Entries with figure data
◆ ◆ ◆ ◆

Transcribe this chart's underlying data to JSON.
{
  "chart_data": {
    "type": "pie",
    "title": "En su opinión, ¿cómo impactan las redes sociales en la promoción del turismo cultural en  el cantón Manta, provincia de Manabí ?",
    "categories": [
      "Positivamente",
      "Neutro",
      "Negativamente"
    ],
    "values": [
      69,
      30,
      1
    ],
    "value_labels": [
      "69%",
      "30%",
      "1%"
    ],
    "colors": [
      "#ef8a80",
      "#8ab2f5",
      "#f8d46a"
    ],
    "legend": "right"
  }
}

◆ ◆ ◆ ◆

_Written task_:
Extract all of the material exactly as it is written.

_Result of this task_:
Transcribe this chart's underlying data to JSON.
{
  "chart_data": {
    "type": "pie",
    "title": "En su opinión, ¿cómo impactan las redes sociales en la promoción del turismo cultural en  el cantón Manta, provincia de Manabí ?",
    "categories": [
      "Positivamente",
      "Neutro",
      "Negativamente"
    ],
    "values": [
      69,
      30,
      1
    ],
    "value_labels": [
      "69%",
      "30%",
      "1%"
    ],
    "colors": [
      "#ef8a80",
      "#8ab2f5",
      "#f8d46a"
    ],
    "legend": "right"
  }
}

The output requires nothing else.